→ Prompt
Below are the entries; count the lines in them that contain the word "Members" and give only the number.

━━ Records for processing

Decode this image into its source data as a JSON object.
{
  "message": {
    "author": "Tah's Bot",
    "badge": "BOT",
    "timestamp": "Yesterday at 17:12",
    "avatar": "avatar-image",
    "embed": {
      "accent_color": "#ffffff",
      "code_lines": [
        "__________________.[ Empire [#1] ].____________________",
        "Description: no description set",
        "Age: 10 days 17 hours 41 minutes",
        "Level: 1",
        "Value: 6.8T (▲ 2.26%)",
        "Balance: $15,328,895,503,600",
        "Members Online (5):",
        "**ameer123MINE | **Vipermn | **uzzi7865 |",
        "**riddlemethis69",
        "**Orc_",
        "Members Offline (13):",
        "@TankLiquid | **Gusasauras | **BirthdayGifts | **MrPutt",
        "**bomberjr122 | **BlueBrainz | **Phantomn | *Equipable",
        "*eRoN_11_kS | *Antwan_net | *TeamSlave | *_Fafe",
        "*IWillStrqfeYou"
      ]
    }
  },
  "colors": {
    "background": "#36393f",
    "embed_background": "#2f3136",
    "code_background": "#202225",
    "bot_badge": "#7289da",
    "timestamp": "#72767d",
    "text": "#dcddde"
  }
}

━━━━
━━ Records for processing

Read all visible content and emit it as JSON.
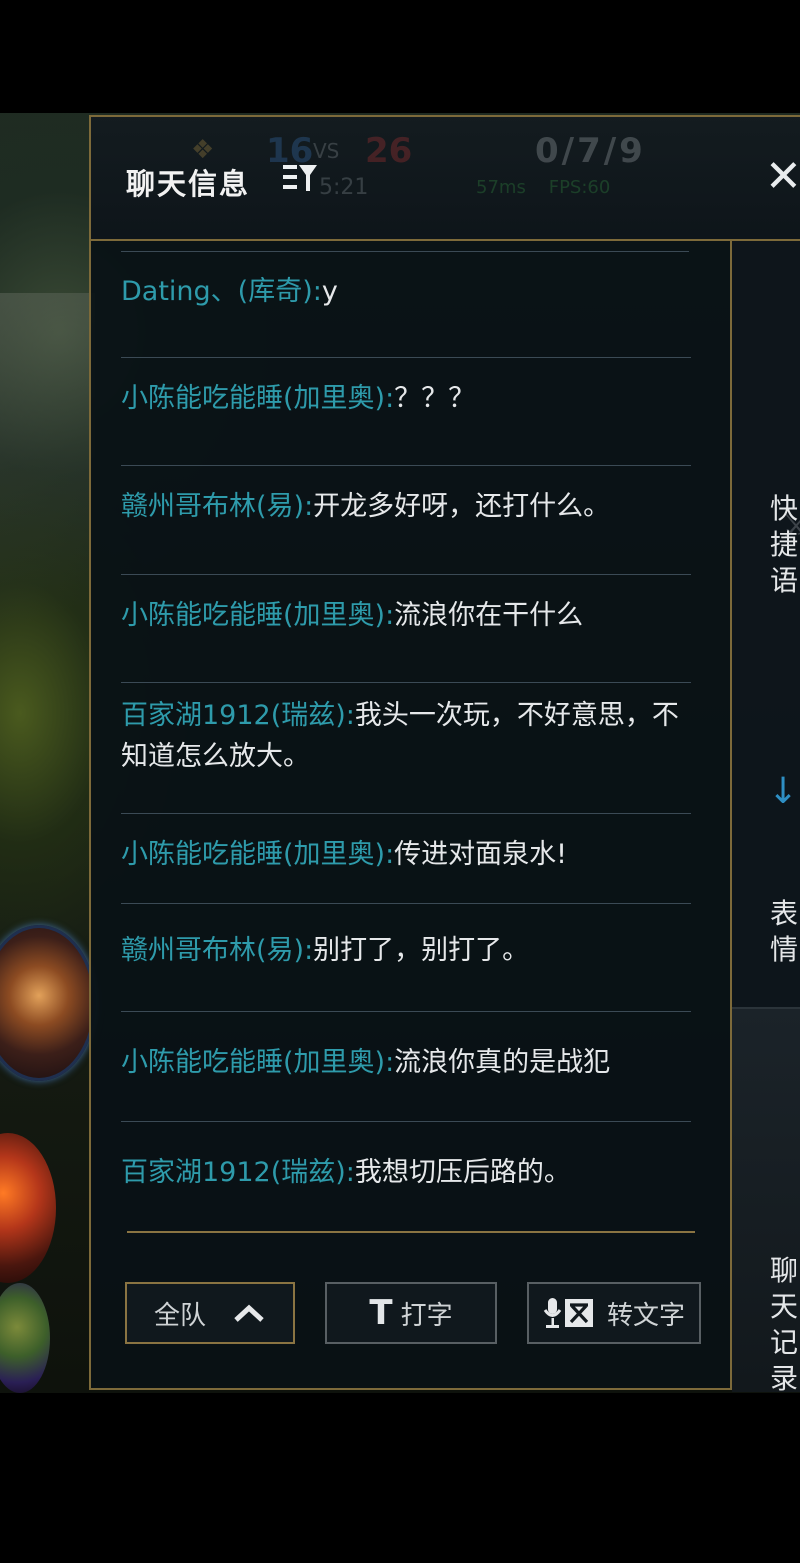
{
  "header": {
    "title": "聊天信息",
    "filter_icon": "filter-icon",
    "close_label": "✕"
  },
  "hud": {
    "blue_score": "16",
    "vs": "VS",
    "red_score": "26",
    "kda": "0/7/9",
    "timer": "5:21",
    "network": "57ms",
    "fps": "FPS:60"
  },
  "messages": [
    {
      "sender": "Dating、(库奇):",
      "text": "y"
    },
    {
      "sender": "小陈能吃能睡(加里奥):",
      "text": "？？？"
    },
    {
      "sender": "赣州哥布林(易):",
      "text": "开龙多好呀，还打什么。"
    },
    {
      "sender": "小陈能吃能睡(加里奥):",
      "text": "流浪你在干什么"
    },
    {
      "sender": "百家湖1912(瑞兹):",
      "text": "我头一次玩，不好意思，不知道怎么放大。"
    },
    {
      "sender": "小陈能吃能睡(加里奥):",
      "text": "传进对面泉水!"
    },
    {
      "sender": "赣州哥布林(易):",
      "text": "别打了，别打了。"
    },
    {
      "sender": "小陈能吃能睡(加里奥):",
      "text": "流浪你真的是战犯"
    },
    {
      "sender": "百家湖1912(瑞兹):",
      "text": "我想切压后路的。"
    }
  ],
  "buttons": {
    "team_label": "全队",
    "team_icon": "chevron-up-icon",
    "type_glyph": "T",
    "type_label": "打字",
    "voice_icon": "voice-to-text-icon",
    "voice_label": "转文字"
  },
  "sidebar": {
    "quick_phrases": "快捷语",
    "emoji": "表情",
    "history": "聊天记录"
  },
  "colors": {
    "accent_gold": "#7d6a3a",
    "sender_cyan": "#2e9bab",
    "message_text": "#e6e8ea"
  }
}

━━━━

→ Exercise output
2